Written exercise: Extract all lines containing "produção".

··········

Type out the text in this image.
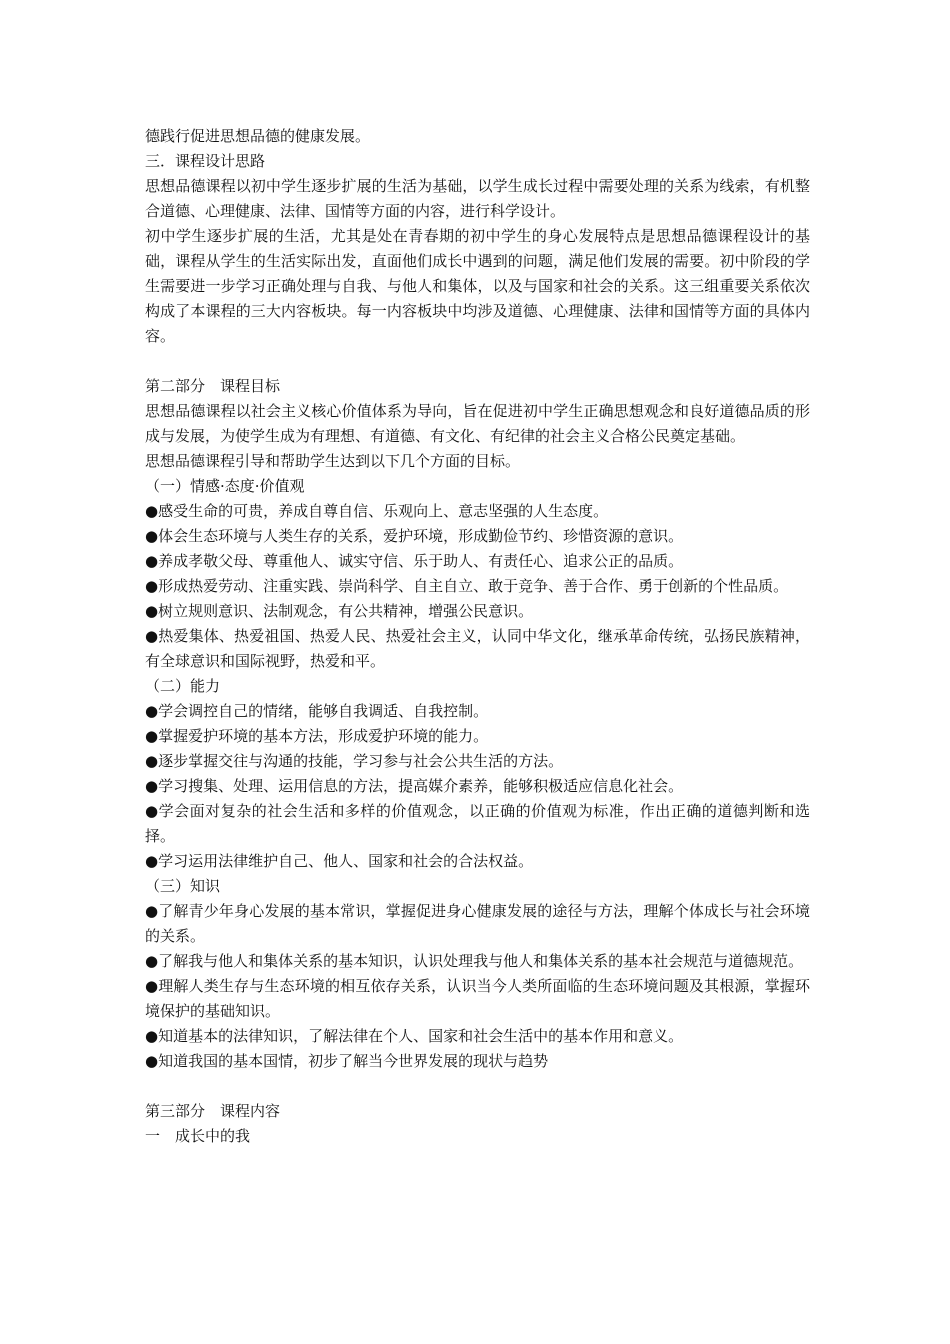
德践行促进思想品德的健康发展。

三．课程设计思路

思想品德课程以初中学生逐步扩展的生活为基础，以学生成长过程中需要处理的关系为线索，有机整合道德、心理健康、法律、国情等方面的内容，进行科学设计。

初中学生逐步扩展的生活，尤其是处在青春期的初中学生的身心发展特点是思想品德课程设计的基础，课程从学生的生活实际出发，直面他们成长中遇到的问题，满足他们发展的需要。初中阶段的学生需要进一步学习正确处理与自我、与他人和集体，以及与国家和社会的关系。这三组重要关系依次构成了本课程的三大内容板块。每一内容板块中均涉及道德、心理健康、法律和国情等方面的具体内容。

第二部分　课程目标

思想品德课程以社会主义核心价值体系为导向，旨在促进初中学生正确思想观念和良好道德品质的形成与发展，为使学生成为有理想、有道德、有文化、有纪律的社会主义合格公民奠定基础。

思想品德课程引导和帮助学生达到以下几个方面的目标。

（一）情感·态度·价值观

●感受生命的可贵，养成自尊自信、乐观向上、意志坚强的人生态度。

●体会生态环境与人类生存的关系，爱护环境，形成勤俭节约、珍惜资源的意识。

●养成孝敬父母、尊重他人、诚实守信、乐于助人、有责任心、追求公正的品质。

●形成热爱劳动、注重实践、崇尚科学、自主自立、敢于竞争、善于合作、勇于创新的个性品质。

●树立规则意识、法制观念，有公共精神，增强公民意识。

●热爱集体、热爱祖国、热爱人民、热爱社会主义，认同中华文化，继承革命传统，弘扬民族精神，有全球意识和国际视野，热爱和平。

（二）能力

●学会调控自己的情绪，能够自我调适、自我控制。

●掌握爱护环境的基本方法，形成爱护环境的能力。

●逐步掌握交往与沟通的技能，学习参与社会公共生活的方法。

●学习搜集、处理、运用信息的方法，提高媒介素养，能够积极适应信息化社会。

●学会面对复杂的社会生活和多样的价值观念，以正确的价值观为标准，作出正确的道德判断和选择。

●学习运用法律维护自己、他人、国家和社会的合法权益。

（三）知识

●了解青少年身心发展的基本常识，掌握促进身心健康发展的途径与方法，理解个体成长与社会环境的关系。

●了解我与他人和集体关系的基本知识，认识处理我与他人和集体关系的基本社会规范与道德规范。

●理解人类生存与生态环境的相互依存关系，认识当今人类所面临的生态环境问题及其根源，掌握环境保护的基础知识。

●知道基本的法律知识，了解法律在个人、国家和社会生活中的基本作用和意义。

●知道我国的基本国情，初步了解当今世界发展的现状与趋势

第三部分　课程内容

一　成长中的我
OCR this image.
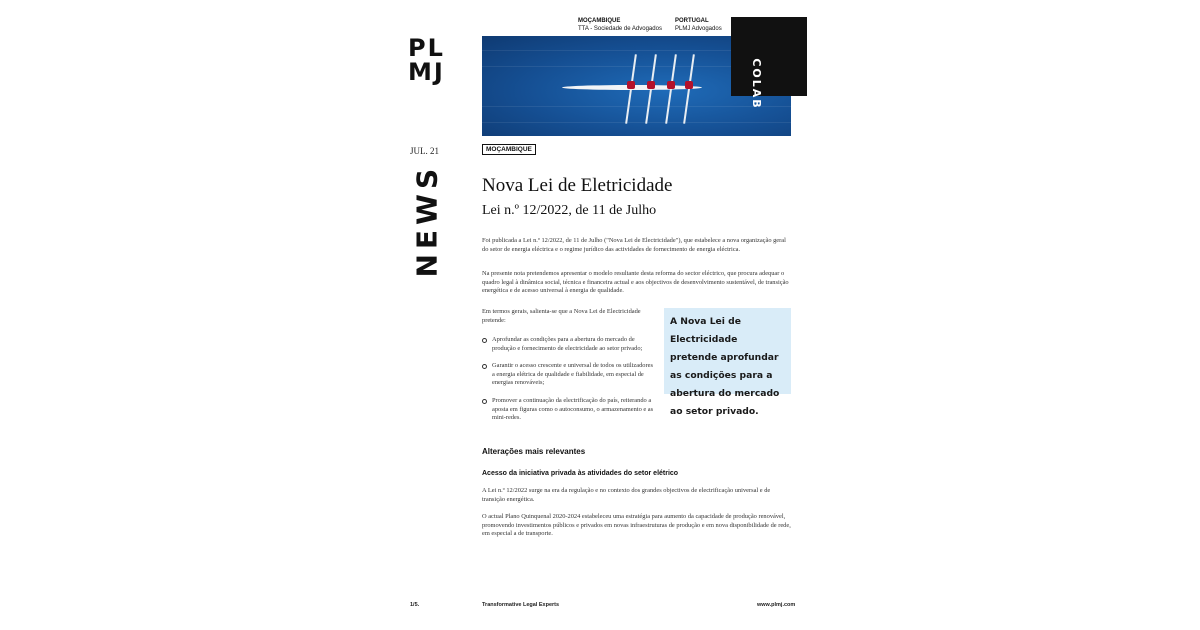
PL
MJ
JUL. 21
NEWS
MOÇAMBIQUE
TTA - Sociedade de Advogados
PORTUGAL
PLMJ Advogados
COLAB
MOÇAMBIQUE
Nova Lei de Eletricidade
Lei n.º 12/2022, de 11 de Julho

Foi publicada a Lei n.º 12/2022, de 11 de Julho ("Nova Lei de Electricidade"), que estabelece a nova organização geral do setor de energia eléctrica e o regime jurídico das actividades de fornecimento de energia eléctrica.

Na presente nota pretendemos apresentar o modelo resultante desta reforma do sector eléctrico, que procura adequar o quadro legal à dinâmica social, técnica e financeira actual e aos objectivos de desenvolvimento sustentável, de transição energética e de acesso universal à energia de qualidade.

Em termos gerais, salienta-se que a Nova Lei de Electricidade pretende:

Aprofundar as condições para a abertura do mercado de produção e fornecimento de electricidade ao setor privado;
Garantir o acesso crescente e universal de todos os utilizadores a energia elétrica de qualidade e fiabilidade, em especial de energias renováveis;
Promover a continuação da electrificação do país, reiterando a aposta em figuras como o autoconsumo, o armazenamento e as mini-redes.
A Nova Lei de Electricidade pretende aprofundar as condições para a abertura do mercado ao setor privado.
Alterações mais relevantes
Acesso da iniciativa privada às atividades do setor elétrico

A Lei n.º 12/2022 surge na era da regulação e no contexto dos grandes objectivos de electrificação universal e de transição energética.

O actual Plano Quinquenal 2020-2024 estabeleceu uma estratégia para aumento da capacidade de produção renovável, promovendo investimentos públicos e privados em novas infraestruturas de produção e em nova disponibilidade de rede, em especial a de transporte.

1/5.	Transformative Legal Experts	www.plmj.com
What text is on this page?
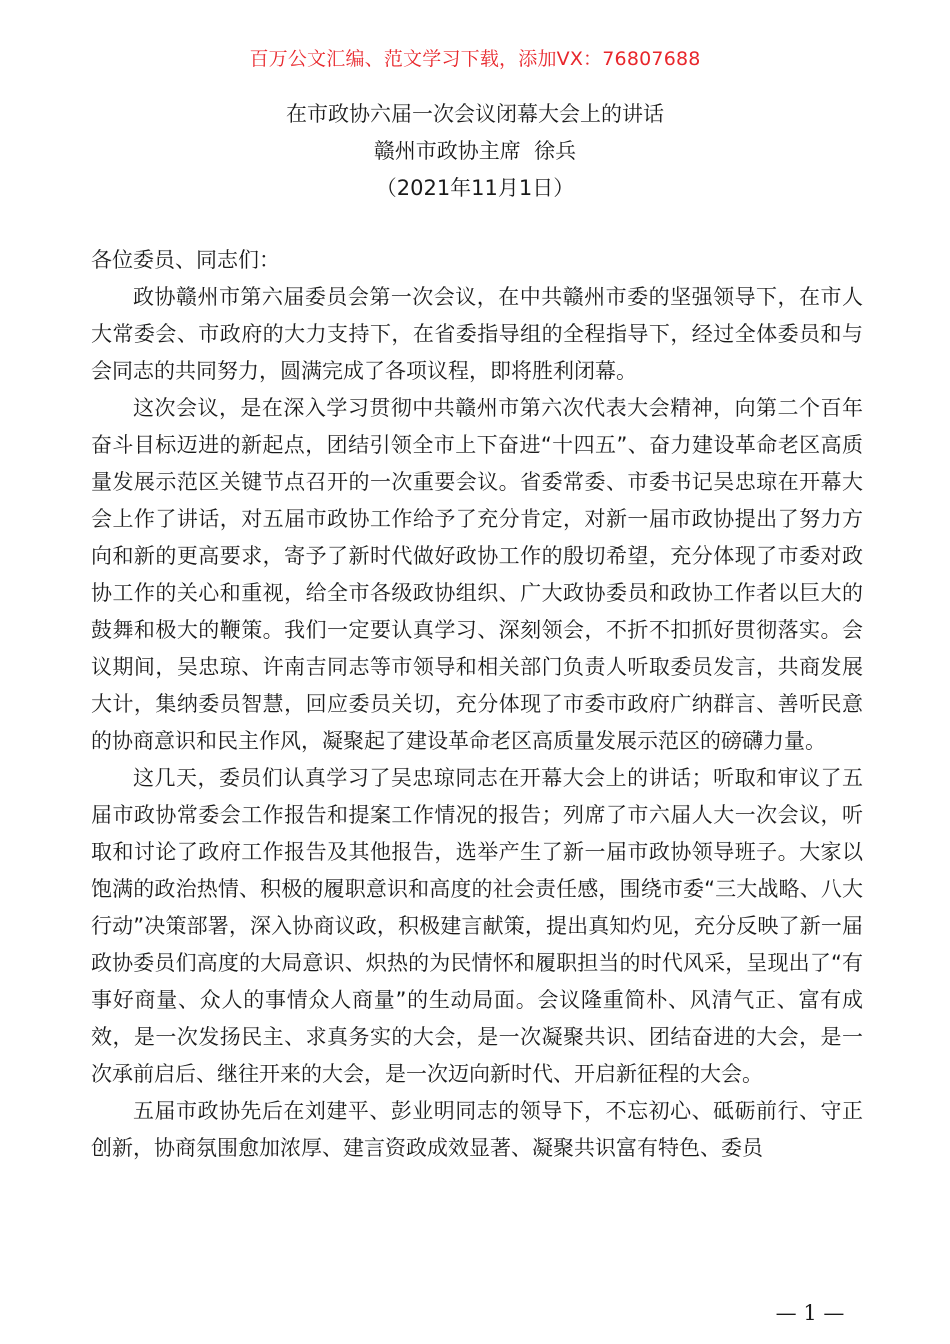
百万公文汇编、范文学习下载，添加VX：76807688
在市政协六届一次会议闭幕大会上的讲话
赣州市政协主席  徐兵
（2021年11月1日）

各位委员、同志们：

政协赣州市第六届委员会第一次会议，在中共赣州市委的坚强领导下，在市人大常委会、市政府的大力支持下，在省委指导组的全程指导下，经过全体委员和与会同志的共同努力，圆满完成了各项议程，即将胜利闭幕。

这次会议，是在深入学习贯彻中共赣州市第六次代表大会精神，向第二个百年奋斗目标迈进的新起点，团结引领全市上下奋进“十四五”、奋力建设革命老区高质量发展示范区关键节点召开的一次重要会议。省委常委、市委书记吴忠琼在开幕大会上作了讲话，对五届市政协工作给予了充分肯定，对新一届市政协提出了努力方向和新的更高要求，寄予了新时代做好政协工作的殷切希望，充分体现了市委对政协工作的关心和重视，给全市各级政协组织、广大政协委员和政协工作者以巨大的鼓舞和极大的鞭策。我们一定要认真学习、深刻领会，不折不扣抓好贯彻落实。会议期间，吴忠琼、许南吉同志等市领导和相关部门负责人听取委员发言，共商发展大计，集纳委员智慧，回应委员关切，充分体现了市委市政府广纳群言、善听民意的协商意识和民主作风，凝聚起了建设革命老区高质量发展示范区的磅礴力量。

这几天，委员们认真学习了吴忠琼同志在开幕大会上的讲话；听取和审议了五届市政协常委会工作报告和提案工作情况的报告；列席了市六届人大一次会议，听取和讨论了政府工作报告及其他报告，选举产生了新一届市政协领导班子。大家以饱满的政治热情、积极的履职意识和高度的社会责任感，围绕市委“三大战略、八大行动”决策部署，深入协商议政，积极建言献策，提出真知灼见，充分反映了新一届政协委员们高度的大局意识、炽热的为民情怀和履职担当的时代风采，呈现出了“有事好商量、众人的事情众人商量”的生动局面。会议隆重简朴、风清气正、富有成效，是一次发扬民主、求真务实的大会，是一次凝聚共识、团结奋进的大会，是一次承前启后、继往开来的大会，是一次迈向新时代、开启新征程的大会。

五届市政协先后在刘建平、彭业明同志的领导下，不忘初心、砥砺前行、守正创新，协商氛围愈加浓厚、建言资政成效显著、凝聚共识富有特色、委员

— 1 —
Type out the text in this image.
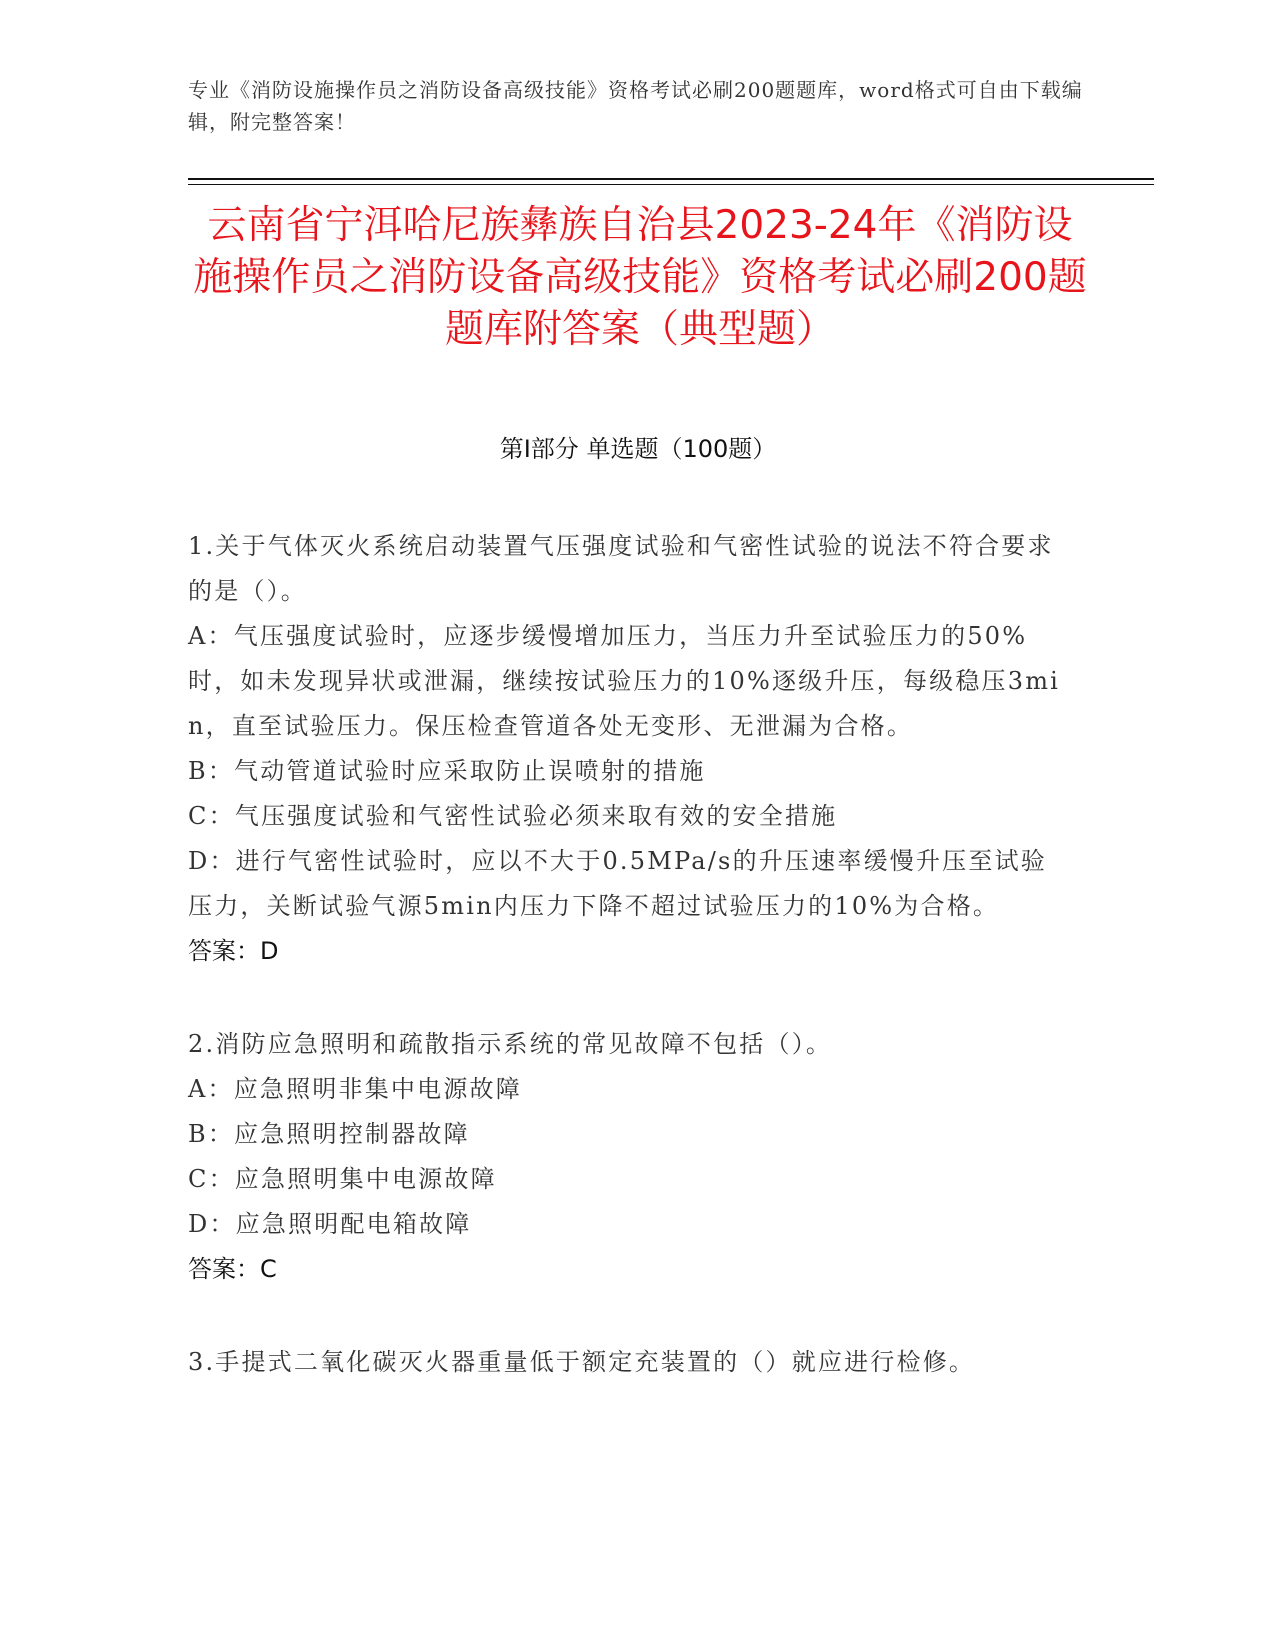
专业《消防设施操作员之消防设备高级技能》资格考试必刷200题题库，word格式可自由下载编辑，附完整答案！
云南省宁洱哈尼族彝族自治县2023-24年《消防设施操作员之消防设备高级技能》资格考试必刷200题题库附答案（典型题）
第Ⅰ部分 单选题（100题）

1.关于气体灭火系统启动装置气压强度试验和气密性试验的说法不符合要求的是（）。

A：气压强度试验时，应逐步缓慢增加压力，当压力升至试验压力的50%时，如未发现异状或泄漏，继续按试验压力的10%逐级升压，每级稳压3min，直至试验压力。保压检查管道各处无变形、无泄漏为合格。

B：气动管道试验时应采取防止误喷射的措施

C：气压强度试验和气密性试验必须来取有效的安全措施

D：进行气密性试验时，应以不大于0.5MPa/s的升压速率缓慢升压至试验压力，关断试验气源5min内压力下降不超过试验压力的10%为合格。

答案：D

2.消防应急照明和疏散指示系统的常见故障不包括（）。

A：应急照明非集中电源故障

B：应急照明控制器故障

C：应急照明集中电源故障

D：应急照明配电箱故障

答案：C

3.手提式二氧化碳灭火器重量低于额定充装置的（）就应进行检修。
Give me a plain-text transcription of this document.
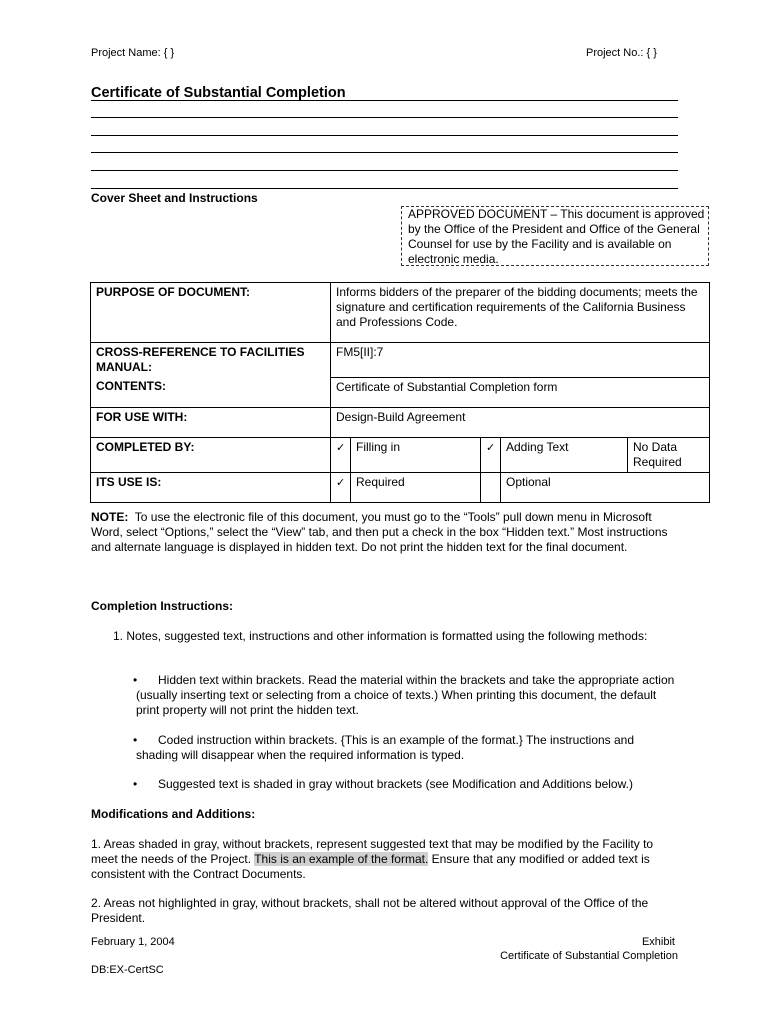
Project Name: { }	Project No.: { }
Certificate of Substantial Completion
Cover Sheet and Instructions
APPROVED DOCUMENT – This document is approved by the Office of the President and Office of the General Counsel for use by the Facility and is available on electronic media.
PURPOSE OF DOCUMENT:	Informs bidders of the preparer of the bidding documents; meets the signature and certification requirements of the California Business and Professions Code.				
CROSS-REFERENCE TO FACILITIES MANUAL:	FM5[II]:7				
CONTENTS:	Certificate of Substantial Completion form				
FOR USE WITH:	Design-Build Agreement				
COMPLETED BY:	✓	Filling in	✓	Adding Text	No Data Required
ITS USE IS:	✓	Required		Optional	
NOTE: To use the electronic file of this document, you must go to the “Tools” pull down menu in Microsoft Word, select “Options,” select the “View” tab, and then put a check in the box “Hidden text.” Most instructions and alternate language is displayed in hidden text. Do not print the hidden text for the final document.
Completion Instructions:
1. Notes, suggested text, instructions and other information is formatted using the following methods:
•	Hidden text within brackets. Read the material within the brackets and take the appropriate action (usually inserting text or selecting from a choice of texts.) When printing this document, the default print property will not print the hidden text.
•	Coded instruction within brackets. {This is an example of the format.} The instructions and shading will disappear when the required information is typed.
•	Suggested text is shaded in gray without brackets (see Modification and Additions below.)
Modifications and Additions:
1. Areas shaded in gray, without brackets, represent suggested text that may be modified by the Facility to meet the needs of the Project. This is an example of the format. Ensure that any modified or added text is consistent with the Contract Documents.
2. Areas not highlighted in gray, without brackets, shall not be altered without approval of the Office of the President.
February 1, 2004	Exhibit
Certificate of Substantial Completion
DB:EX-CertSC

··········

Finished exercise:
Aprofundar as condições para a abertura do mercado de produção e fornecimento de electricidade ao setor privado;
O actual Plano Quinquenal 2020-2024 estabeleceu uma estratégia para aumento da capacidade de produção renovável, promovendo investimentos públicos e privados em novas infraestruturas de produção e em nova disponibilidade de rede, em especial a de transporte.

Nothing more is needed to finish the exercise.